▸ WHAT TO PRODUCE: Reproduce all records exactly.

▸ DATA ROWS:
════════
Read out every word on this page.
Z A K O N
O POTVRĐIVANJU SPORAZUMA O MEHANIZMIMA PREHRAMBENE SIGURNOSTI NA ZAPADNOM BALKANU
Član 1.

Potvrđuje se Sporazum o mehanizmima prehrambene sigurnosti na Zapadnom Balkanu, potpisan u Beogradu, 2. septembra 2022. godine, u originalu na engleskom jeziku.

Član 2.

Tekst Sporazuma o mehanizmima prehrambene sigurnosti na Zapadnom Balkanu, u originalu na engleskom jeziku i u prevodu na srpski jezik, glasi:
════════
▸ OUTPUT BELOW:
Read out every word on this page.
Z A K O N
O POTVRĐIVANJU SPORAZUMA O MEHANIZMIMA PREHRAMBENE SIGURNOSTI NA ZAPADNOM BALKANU
Član 1.

Potvrđuje se Sporazum o mehanizmima prehrambene sigurnosti na Zapadnom Balkanu, potpisan u Beogradu, 2. septembra 2022. godine, u originalu na engleskom jeziku.

Član 2.

Tekst Sporazuma o mehanizmima prehrambene sigurnosti na Zapadnom Balkanu, u originalu na engleskom jeziku i u prevodu na srpski jezik, glasi:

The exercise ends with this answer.